INFORMATION SHOWN: Begin

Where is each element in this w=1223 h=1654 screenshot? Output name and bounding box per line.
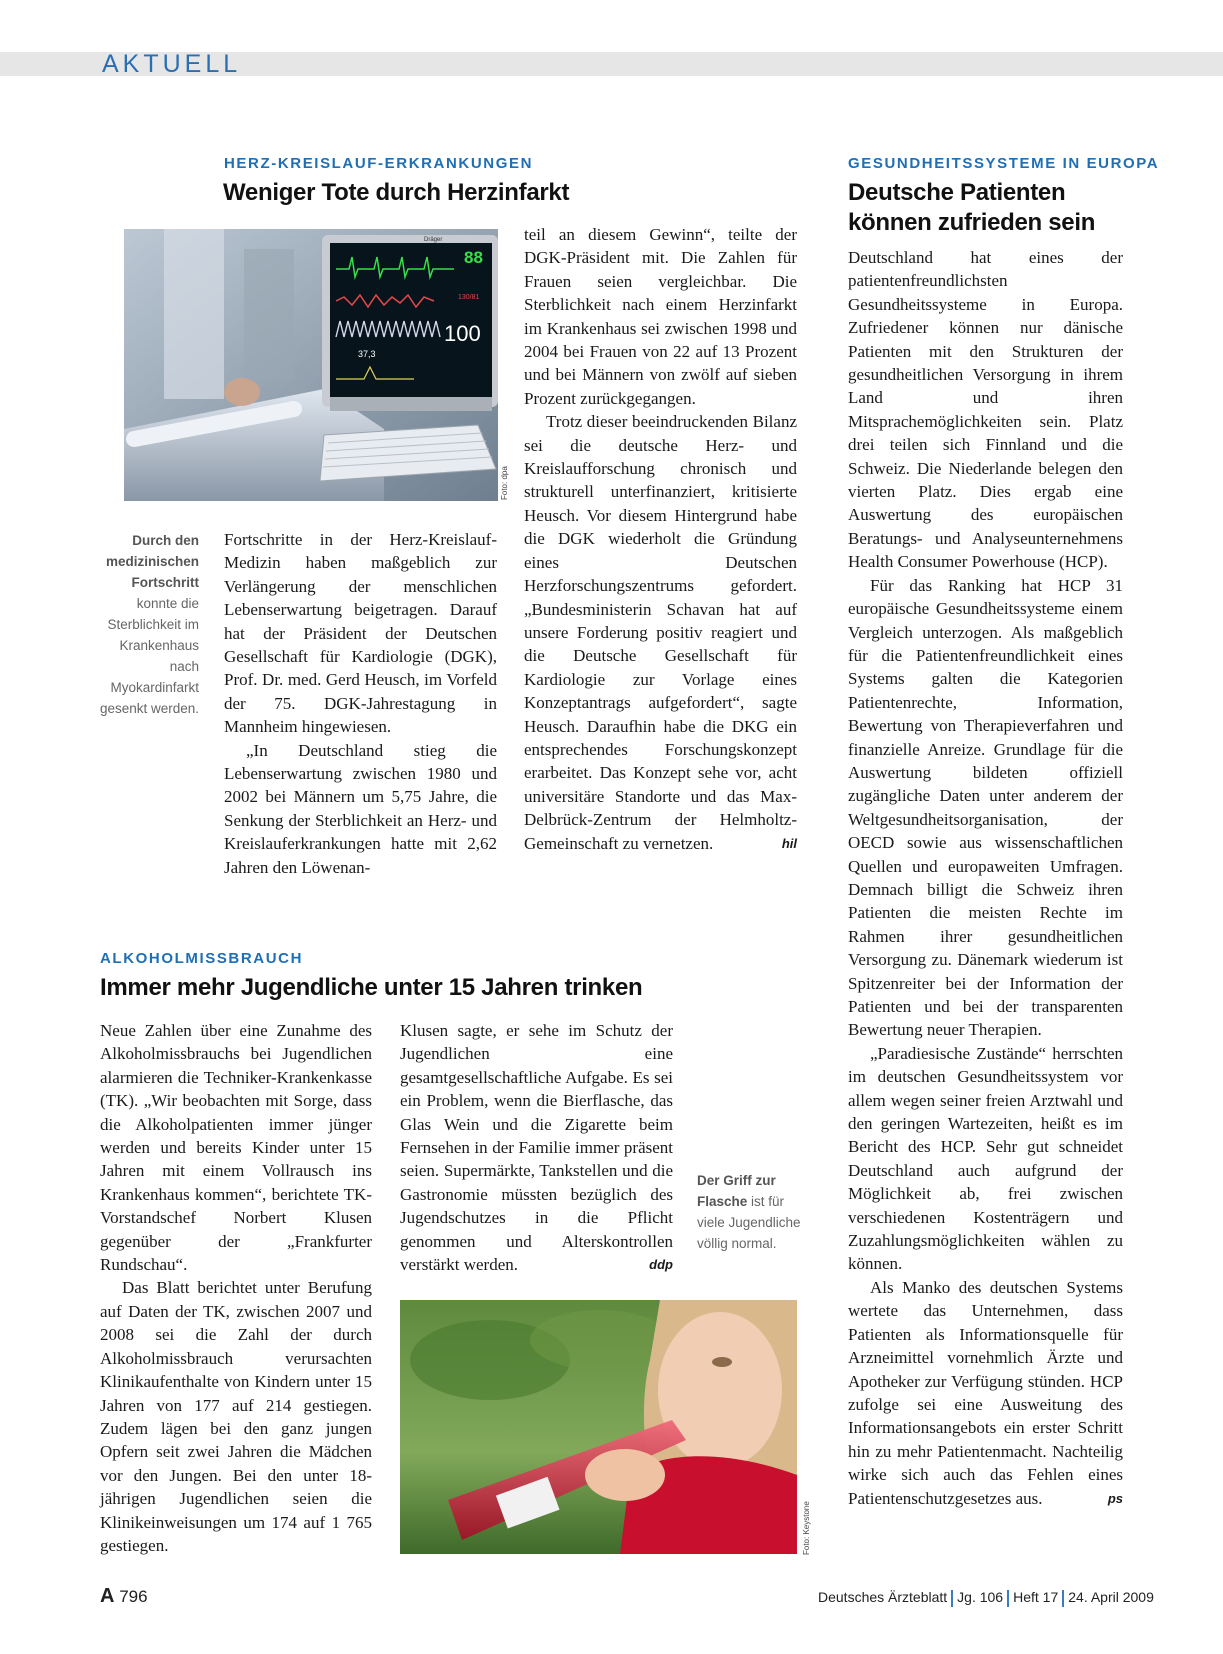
monitor-blood-pressure: 130/81 [458,294,480,301]
journal-footer [818,1589,1154,1607]
article3-paragraph: Als Manko des deutschen Systems wertete das Unternehmen, dass Patienten als Informationsquelle für Arzneimittel vornehmlich Ärzte und Apotheker zur Verfügung stünden. HCP zufolge sei eine Ausweitung des Informationsangebots ein erster Schritt hin zu mehr Patientenmacht. Nachteilig wirke sich auch das Fehlen eines Patientenschutzgesetzes aus. ps [848,1276,1123,1510]
article3-signature: ps [1107,1490,1123,1506]
article2-col1-paragraph: Neue Zahlen über eine Zunahme des Alkoholmissbrauchs bei Jugendlichen alarmieren die Techniker-Krankenkasse (TK). „Wir beobachten mit Sorge, dass die Alkoholpatienten immer jünger werden und bereits Kinder unter 15 Jahren mit einem Vollrausch ins Krankenhaus kommen“, berichtete TK-Vorstandschef Norbert Klusen gegenüber der „Frankfurter Rundschau“. [100,1021,372,1275]
svg-text:Dräger: Dräger [424,237,443,243]
article2-column-2 [400,1019,673,1276]
article2-column-1 [100,1019,372,1557]
article3-headline-line2: können zufrieden sein [848,209,1096,236]
article3-paragraph: „Paradiesische Zustände“ herrschten im deutschen Gesundheitssystem vor allem wegen seiner freien Arztwahl und den geringen Wartezeiten, heißt es im Bericht des HCP. Sehr gut schneidet Deutschland auch aufgrund der Möglichkeit ab, frei zwischen verschiedenen Kostenträgern und Zuzahlungsmöglichkeiten wählen zu können. [848,1043,1123,1274]
footer-divider [1062,1590,1064,1607]
monitor-heart-rate: 88 [464,248,483,267]
article1-column-2 [524,223,797,855]
article1-photo [124,229,498,501]
article2-col2-paragraph: Klusen sagte, er sehe im Schutz der Jugendlichen eine gesamtgesellschaftliche Aufgabe. Es sei ein Problem, wenn die Bierflasche, das Glas Wein und die Zigarette beim Fernsehen in der Familie immer präsent seien. Supermärkte, Tankstellen und die Gastronomie müssten bezüglich des Jugendschutzes in die Pflicht genommen und Alterskontrollen verstärkt werden. ddp [400,1019,673,1276]
monitor-spo2: 100 [444,321,481,346]
article1-column-1 [224,528,497,879]
journal-date: 24. April 2009 [1068,1589,1154,1605]
journal-volume: Jg. 106 [957,1589,1004,1605]
article2-caption-bold: Der Griff zur Flasche [697,1173,776,1209]
journal-issue: Heft 17 [1013,1589,1059,1605]
article1-headline: Weniger Tote durch Herzinfarkt [223,179,570,206]
article1-signature: hil [781,835,797,851]
article1-caption-bold: Durch den medizinischen Fortschritt [105,533,199,590]
article3-paragraph: Für das Ranking hat HCP 31 europäische Gesundheitssysteme einem Vergleich unterzogen. Als maßgeblich für die Patientenfreundlichkeit eines Systems galten die Kategorien Patientenrechte, Information, Bewertung von Therapieverfahren und finanzielle Anreize. Grundlage für die Auswertung bildeten offiziell zugängliche Daten unter anderem der Weltgesundheitsorganisation, der OECD sowie aus wissenschaftlichen Quellen und europaweiten Umfragen. Demnach billigt die Schweiz ihren Patienten die meisten Rechte im Rahmen ihrer gesundheitlichen Versorgung zu. Dänemark wiederum ist Spitzenreiter bei der Information der Patienten und bei der transparenten Bewertung neuer Therapien. [848,575,1123,1040]
article2-photo-credit: Foto: Keystone [802,1501,811,1555]
article3-column [848,246,1123,1510]
article1-caption-text: konnte die Sterblichkeit im Krankenhaus nach Myokardinfarkt gesenkt werden. [99,596,199,716]
article3-headline-line1: Deutsche Patienten [848,179,1066,206]
article2-col1-paragraph: Das Blatt berichtet unter Berufung auf Daten der TK, zwischen 2007 und 2008 sei die Zahl der durch Alkoholmissbrauch verursachten Klinikaufenthalte von Kindern unter 15 Jahren von 177 auf 214 gestiegen. Zudem lägen bei den ganz jungen Opfern seit zwei Jahren die Mädchen vor den Jungen. Bei den unter 18-jährigen Jugendlichen seien die Klinikeinweisungen um 174 auf 1 765 gestiegen. [100,1278,372,1555]
footer-divider [951,1590,953,1607]
article1-col2-paragraph: Trotz dieser beeindruckenden Bilanz sei die deutsche Herz- und Kreislaufforschung chronisch und strukturell unterfinanziert, kritisierte Heusch. Vor diesem Hintergrund habe die DGK wiederholt die Gründung eines Deutschen Herzforschungszentrums gefordert. „Bundesministerin Schavan hat auf unsere Forderung positiv reagiert und die Deutsche Gesellschaft für Kardiologie zur Vorlage eines Konzeptantrags aufgefordert“, sagte Heusch. Daraufhin habe die DKG ein entsprechendes Forschungskonzept erarbeitet. Das Konzept sehe vor, acht universitäre Standorte und das Max-Delbrück-Zentrum der Helmholtz-Gemeinschaft zu vernetzen. hil [524,410,797,855]
section-label: AKTUELL [102,50,242,78]
girl-drinking-illustration [400,1300,797,1554]
article1-col1-paragraph: Fortschritte in der Herz-Kreislauf-Medizin haben maßgeblich zur Verlängerung der menschlichen Lebenserwartung beigetragen. Darauf hat der Präsident der Deutschen Gesellschaft für Kardiologie (DGK), Prof. Dr. med. Gerd Heusch, im Vorfeld der 75. DGK-Jahrestagung in Mannheim hingewiesen. [224,530,497,737]
journal-name: Deutsches Ärzteblatt [818,1589,948,1605]
article2-headline: Immer mehr Jugendliche unter 15 Jahren trinken [100,974,643,1001]
monitor-temperature: 37,3 [358,349,376,359]
article1-kicker: HERZ-KREISLAUF-ERKRANKUNGEN [224,155,534,172]
article2-signature: ddp [649,1257,673,1273]
icu-monitor-illustration [124,229,498,501]
article1-col1-paragraph: „In Deutschland stieg die Lebenserwartung zwischen 1980 und 2002 bei Männern um 5,75 Jahre, die Senkung der Sterblichkeit an Herz- und Kreislauferkrankungen hatte mit 2,62 Jahren den Löwenan- [224,740,497,877]
article1-caption [88,530,199,719]
article2-kicker: ALKOHOLMISSBRAUCH [100,950,304,967]
article2-caption-text: ist für viele Jugendliche völlig normal. [697,1194,801,1251]
article1-col2-paragraph: teil an diesem Gewinn“, teilte der DGK-Präsident mit. Die Zahlen für Frauen seien vergleichbar. Die Sterblichkeit nach einem Herzinfarkt im Krankenhaus sei zwischen 1998 und 2004 bei Frauen von 22 auf 13 Prozent und bei Männern von zwölf auf sieben Prozent zurückgegangen. [524,225,797,408]
page-number: A 796 [100,1585,148,1607]
article3-headline [848,178,1095,238]
article2-caption [697,1170,807,1254]
footer-divider [1007,1590,1009,1607]
article3-kicker: GESUNDHEITSSYSTEME IN EUROPA [848,155,1160,172]
article1-photo-credit: Foto: dpa [500,466,509,500]
article3-paragraph: Deutschland hat eines der patientenfreundlichsten Gesundheitssysteme in Europa. Zufriedener können nur dänische Patienten mit den Strukturen der gesundheitlichen Versorgung in ihrem Land und ihren Mitsprachemöglichkeiten sein. Platz drei teilen sich Finnland und die Schweiz. Die Niederlande belegen den vierten Platz. Dies ergab eine Auswertung des europäischen Beratungs- und Analyseunternehmens Health Consumer Powerhouse (HCP). [848,248,1123,572]
article2-photo [400,1300,797,1554]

INFORMATION SHOWN: End

## TASK TO COMPLETE:
Look through the entries above, find each line containing "caption", and copy it.

## YOUR RESPONSE:
article2-caption-bold: Der Griff zur Flasche [697,1173,776,1209]
article1-caption-bold: Durch den medizinischen Fortschritt [105,533,199,590]
article1-caption-text: konnte die Sterblichkeit im Krankenhaus nach Myokardinfarkt gesenkt werden. [99,596,199,716]
article1-caption [88,530,199,719]
article2-caption-text: ist für viele Jugendliche völlig normal. [697,1194,801,1251]
article2-caption [697,1170,807,1254]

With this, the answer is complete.